begin Records shown

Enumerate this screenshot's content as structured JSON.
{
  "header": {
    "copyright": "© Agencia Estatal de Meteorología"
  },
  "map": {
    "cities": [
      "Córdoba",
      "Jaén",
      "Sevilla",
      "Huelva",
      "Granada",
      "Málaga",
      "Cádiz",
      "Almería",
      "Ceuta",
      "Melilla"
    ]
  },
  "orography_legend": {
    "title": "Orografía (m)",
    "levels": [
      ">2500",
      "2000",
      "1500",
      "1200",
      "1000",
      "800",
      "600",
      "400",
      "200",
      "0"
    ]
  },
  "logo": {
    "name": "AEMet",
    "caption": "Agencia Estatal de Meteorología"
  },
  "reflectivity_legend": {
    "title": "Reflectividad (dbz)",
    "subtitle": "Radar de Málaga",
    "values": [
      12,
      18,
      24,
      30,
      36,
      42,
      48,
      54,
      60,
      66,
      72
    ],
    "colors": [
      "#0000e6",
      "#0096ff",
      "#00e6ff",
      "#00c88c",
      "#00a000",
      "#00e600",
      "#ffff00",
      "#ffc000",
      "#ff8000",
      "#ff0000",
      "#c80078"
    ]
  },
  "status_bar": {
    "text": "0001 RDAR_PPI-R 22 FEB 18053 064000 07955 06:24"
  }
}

end Records shown

• [Work to complete]: Restate the listing above word for word.

• [Answer in full]:
Enumerate this screenshot's content as structured JSON.
{
  "header": {
    "copyright": "© Agencia Estatal de Meteorología"
  },
  "map": {
    "cities": [
      "Córdoba",
      "Jaén",
      "Sevilla",
      "Huelva",
      "Granada",
      "Málaga",
      "Cádiz",
      "Almería",
      "Ceuta",
      "Melilla"
    ]
  },
  "orography_legend": {
    "title": "Orografía (m)",
    "levels": [
      ">2500",
      "2000",
      "1500",
      "1200",
      "1000",
      "800",
      "600",
      "400",
      "200",
      "0"
    ]
  },
  "logo": {
    "name": "AEMet",
    "caption": "Agencia Estatal de Meteorología"
  },
  "reflectivity_legend": {
    "title": "Reflectividad (dbz)",
    "subtitle": "Radar de Málaga",
    "values": [
      12,
      18,
      24,
      30,
      36,
      42,
      48,
      54,
      60,
      66,
      72
    ],
    "colors": [
      "#0000e6",
      "#0096ff",
      "#00e6ff",
      "#00c88c",
      "#00a000",
      "#00e600",
      "#ffff00",
      "#ffc000",
      "#ff8000",
      "#ff0000",
      "#c80078"
    ]
  },
  "status_bar": {
    "text": "0001 RDAR_PPI-R 22 FEB 18053 064000 07955 06:24"
  }
}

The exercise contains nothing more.